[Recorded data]
□ □ □ □
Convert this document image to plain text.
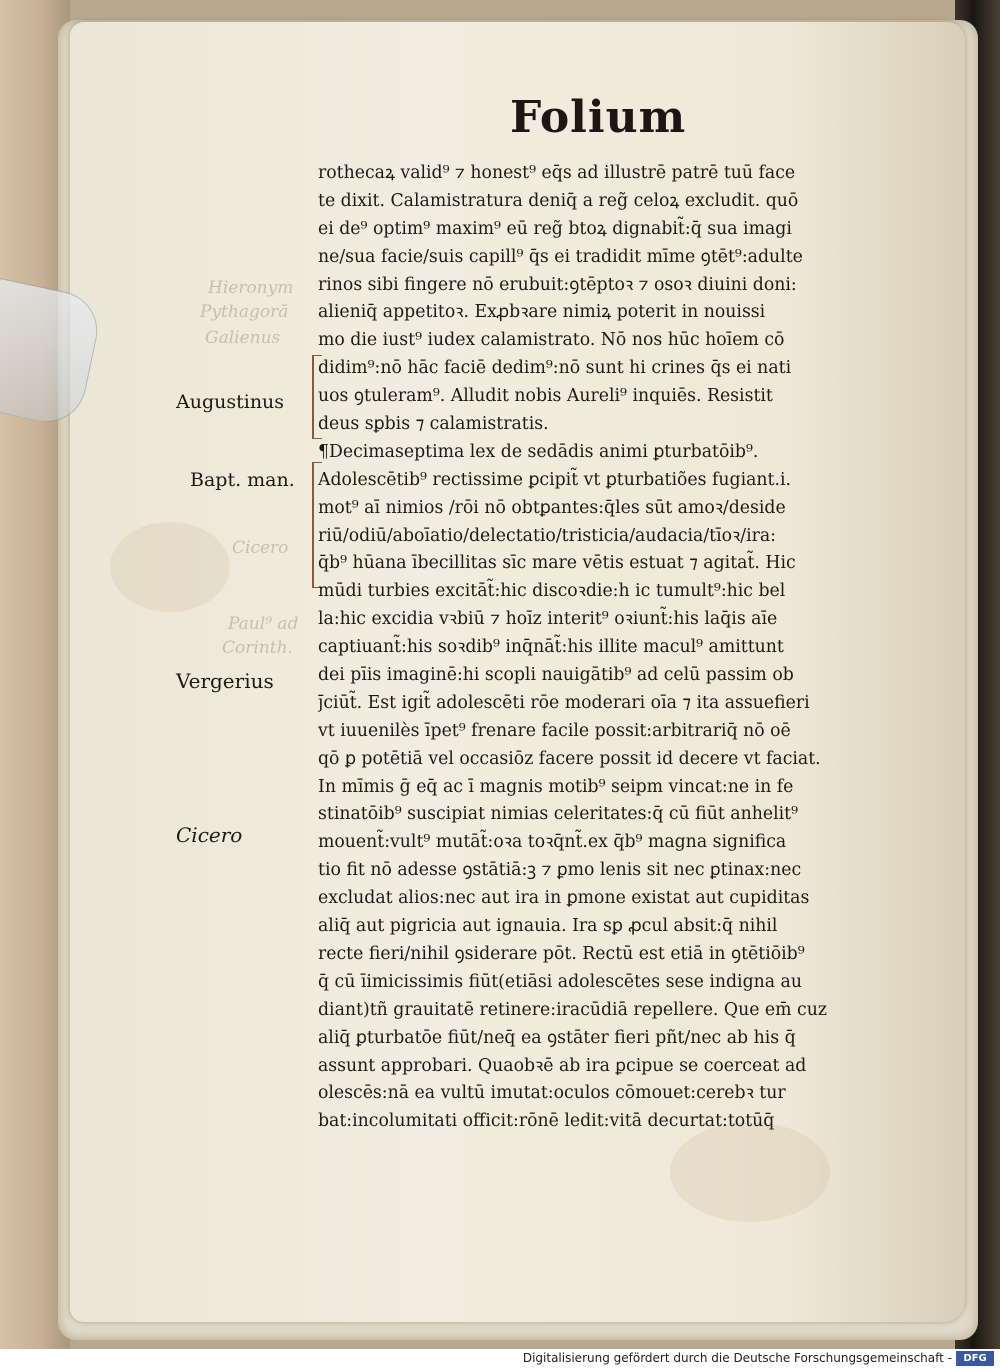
Folium
Hieronym
Pythagorā
Galienus
Cicero
Paul⁹ ad
Corinth.
Augustinus
Bapt. man.
Vergerius
Cicero
rothecaꝝ valid⁹ ⁊ honest⁹ eq̄s ad illustrē patrē tuū face
te dixit. Calamistratura deniq̄ a reg̃ celoꝝ excludit. quō
ei de⁹ optim⁹ maxim⁹ eū reg̃ btoꝝ dignabit̃:q̄ sua imagi
ne/sua facie/suis capill⁹ q̄s ei tradidit mīme ꝯtēt⁹:adulte
rinos sibi fingere nō erubuit:ꝯtēptoꝛ ⁊ osoꝛ diuini doni:
alieniq̄ appetitoꝛ. Exꝓbꝛare nimiꝝ poterit in nouissi
mo die iust⁹ iudex calamistrato. Nō nos hūc hoīem cō
didim⁹:nō hāc faciē dedim⁹:nō sunt hi crines q̄s ei nati
uos ꝯtuleram⁹. Alludit nobis Aureli⁹ inquiēs. Resistit
deus sꝑbis ⁊ calamistratis.
¶Decimaseptima lex de sedādis animi ꝑturbatōib⁹.
Adolescētib⁹ rectissime ꝑcipit̃ vt ꝑturbatiões fugiant.i.
mot⁹ aī nimios /rōi nō obtꝑantes:q̄les sūt amoꝛ/deside
riū/odiū/aboīatio/delectatio/tristicia/audacia/tīoꝛ/ira:
q̄b⁹ hūana ībecillitas sīc mare vētis estuat ⁊ agitat̃. Hic
mūdi turbies excitāt̃:hic discoꝛdie:h ic tumult⁹:hic bel
la:hic excidia vꝛbiū ⁊ hoīz interit⁹ oꝛiunt̃:his laq̄is aīe
captiuant̃:his soꝛdib⁹ inq̄nāt̃:his illite macul⁹ amittunt
dei pīis imaginē:hi scopli nauigātib⁹ ad celū passim ob
ȷ̄ciūt̃. Est igit̃ adolescēti rōe moderari oīa ⁊ ita assuefieri
vt iuuenilès īpet⁹ frenare facile possit:arbitrariq̄ nō oē
qō ꝑ potētiā vel occasiōz facere possit id decere vt faciat.
In mīmis ḡ eq̄ ac ī magnis motib⁹ seipm vincat:ne in fe
stinatōib⁹ suscipiat nimias celeritates:q̄ cū fiūt anhelit⁹
mouent̃:vult⁹ mutāt̃:oꝛa toꝛq̄nt̃.ex q̄b⁹ magna significa
tio fit nō adesse ꝯstātiā:ꝫ ⁊ ꝑmo lenis sit nec ꝑtinax:nec
excludat alios:nec aut ira in ꝑmone existat aut cupiditas
aliq̄ aut pigricia aut ignauia. Ira sꝑ ꝓcul absit:q̄ nihil
recte fieri/nihil ꝯsiderare pōt. Rectū est etiā in ꝯtētiōib⁹
q̄ cū īimicissimis fiūt(etiāsi adolescētes sese indigna au
diant)tñ grauitatē retinere:iracūdiā repellere. Que em̄ cuz
aliq̄ ꝑturbatōe fiūt/neq̄ ea ꝯstāter fieri pñt/nec ab his q̄
assunt approbari. Quaobꝛē ab ira ꝑcipue se coerceat ad
olescēs:nā ea vultū imutat:oculos cōmouet:cerebꝛ tur
bat:incolumitati officit:rōnē ledit:vitā decurtat:totūq̄
Digitalisierung gefördert durch die Deutsche Forschungsgemeinschaft -	DFG
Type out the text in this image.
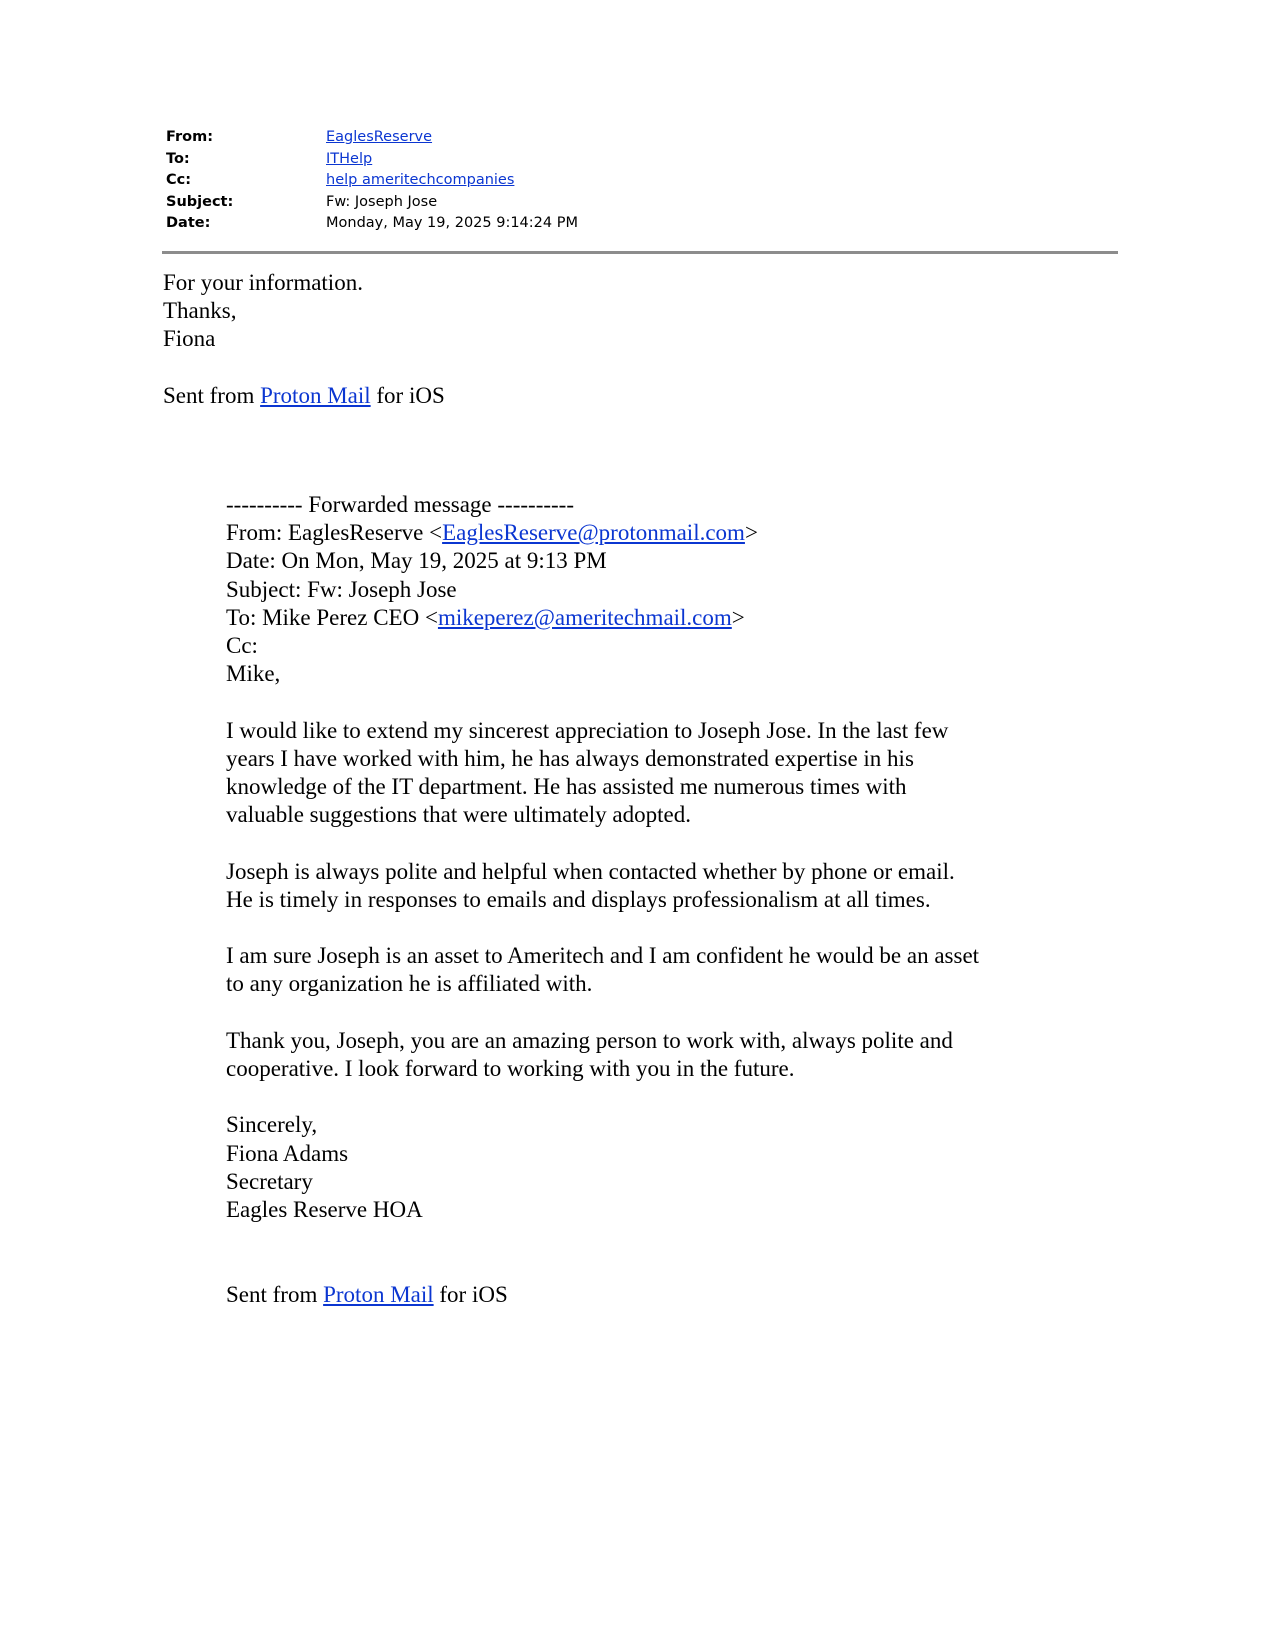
From:	EaglesReserve
To:	ITHelp
Cc:	help ameritechcompanies
Subject:	Fw: Joseph Jose
Date:	Monday, May 19, 2025 9:14:24 PM
For your information.
Thanks,
Fiona
Sent from Proton Mail for iOS
---------- Forwarded message ----------
From: EaglesReserve <EaglesReserve@protonmail.com>
Date: On Mon, May 19, 2025 at 9:13 PM
Subject: Fw: Joseph Jose
To: Mike Perez CEO <mikeperez@ameritechmail.com>
Cc:
Mike,
I would like to extend my sincerest appreciation to Joseph Jose. In the last few
years I have worked with him, he has always demonstrated expertise in his
knowledge of the IT department. He has assisted me numerous times with
valuable suggestions that were ultimately adopted.
Joseph is always polite and helpful when contacted whether by phone or email.
He is timely in responses to emails and displays professionalism at all times.
I am sure Joseph is an asset to Ameritech and I am confident he would be an asset
to any organization he is affiliated with.
Thank you, Joseph, you are an amazing person to work with, always polite and
cooperative. I look forward to working with you in the future.
Sincerely,
Fiona Adams
Secretary
Eagles Reserve HOA
Sent from Proton Mail for iOS
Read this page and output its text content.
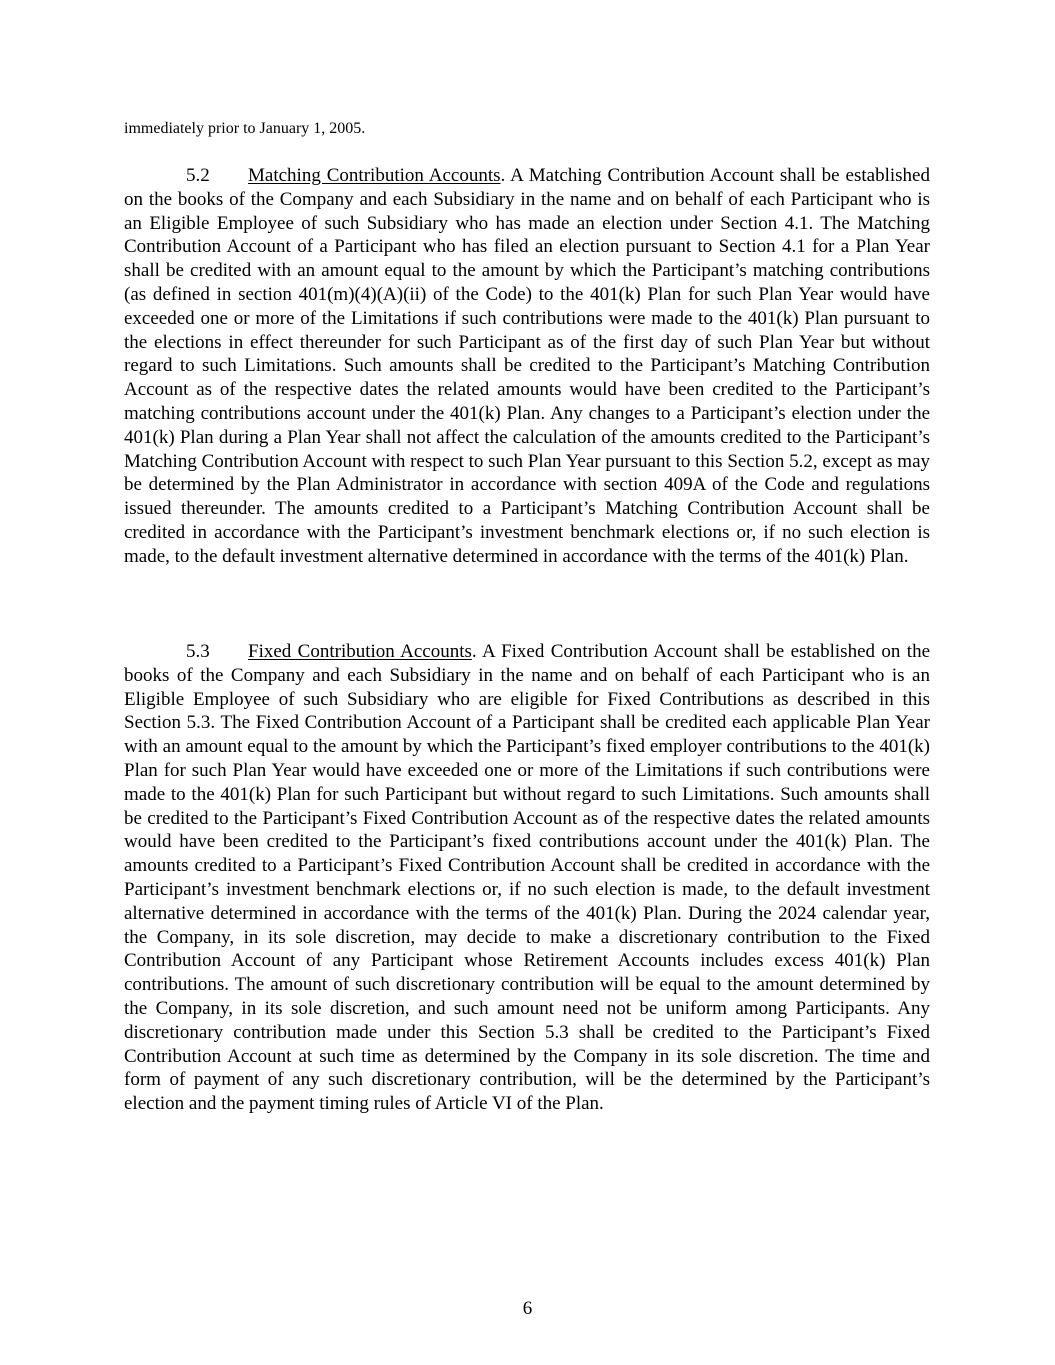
immediately prior to January 1, 2005.

5.2 Matching Contribution Accounts. A Matching Contribution Account shall be established on the books of the Company and each Subsidiary in the name and on behalf of each Participant who is an Eligible Employee of such Subsidiary who has made an election under Section 4.1. The Matching Contribution Account of a Participant who has filed an election pursuant to Section 4.1 for a Plan Year shall be credited with an amount equal to the amount by which the Participant’s matching contributions (as defined in section 401(m)(4)(A)(ii) of the Code) to the 401(k) Plan for such Plan Year would have exceeded one or more of the Limitations if such contributions were made to the 401(k) Plan pursuant to the elections in effect thereunder for such Participant as of the first day of such Plan Year but without regard to such Limitations. Such amounts shall be credited to the Participant’s Matching Contribution Account as of the respective dates the related amounts would have been credited to the Participant’s matching contributions account under the 401(k) Plan. Any changes to a Participant’s election under the 401(k) Plan during a Plan Year shall not affect the calculation of the amounts credited to the Participant’s Matching Contribution Account with respect to such Plan Year pursuant to this Section 5.2, except as may be determined by the Plan Administrator in accordance with section 409A of the Code and regulations issued thereunder. The amounts credited to a Participant’s Matching Contribution Account shall be credited in accordance with the Participant’s investment benchmark elections or, if no such election is made, to the default investment alternative determined in accordance with the terms of the 401(k) Plan.

5.3 Fixed Contribution Accounts. A Fixed Contribution Account shall be established on the books of the Company and each Subsidiary in the name and on behalf of each Participant who is an Eligible Employee of such Subsidiary who are eligible for Fixed Contributions as described in this Section 5.3. The Fixed Contribution Account of a Participant shall be credited each applicable Plan Year with an amount equal to the amount by which the Participant’s fixed employer contributions to the 401(k) Plan for such Plan Year would have exceeded one or more of the Limitations if such contributions were made to the 401(k) Plan for such Participant but without regard to such Limitations. Such amounts shall be credited to the Participant’s Fixed Contribution Account as of the respective dates the related amounts would have been credited to the Participant’s fixed contributions account under the 401(k) Plan. The amounts credited to a Participant’s Fixed Contribution Account shall be credited in accordance with the Participant’s investment benchmark elections or, if no such election is made, to the default investment alternative determined in accordance with the terms of the 401(k) Plan. During the 2024 calendar year, the Company, in its sole discretion, may decide to make a discretionary contribution to the Fixed Contribution Account of any Participant whose Retirement Accounts includes excess 401(k) Plan contributions. The amount of such discretionary contribution will be equal to the amount determined by the Company, in its sole discretion, and such amount need not be uniform among Participants. Any discretionary contribution made under this Section 5.3 shall be credited to the Participant’s Fixed Contribution Account at such time as determined by the Company in its sole discretion. The time and form of payment of any such discretionary contribution, will be the determined by the Participant’s election and the payment timing rules of Article VI of the Plan.

6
□ □ □ □
→ **Task to carry out**: Pick out and copy the lines of the material that include the word "Joseph".

→ **Result**:
Subject:	Fw: Joseph Jose
Subject: Fw: Joseph Jose
I would like to extend my sincerest appreciation to Joseph Jose. In the last few
Joseph is always polite and helpful when contacted whether by phone or email.
I am sure Joseph is an asset to Ameritech and I am confident he would be an asset
Thank you, Joseph, you are an amazing person to work with, always polite and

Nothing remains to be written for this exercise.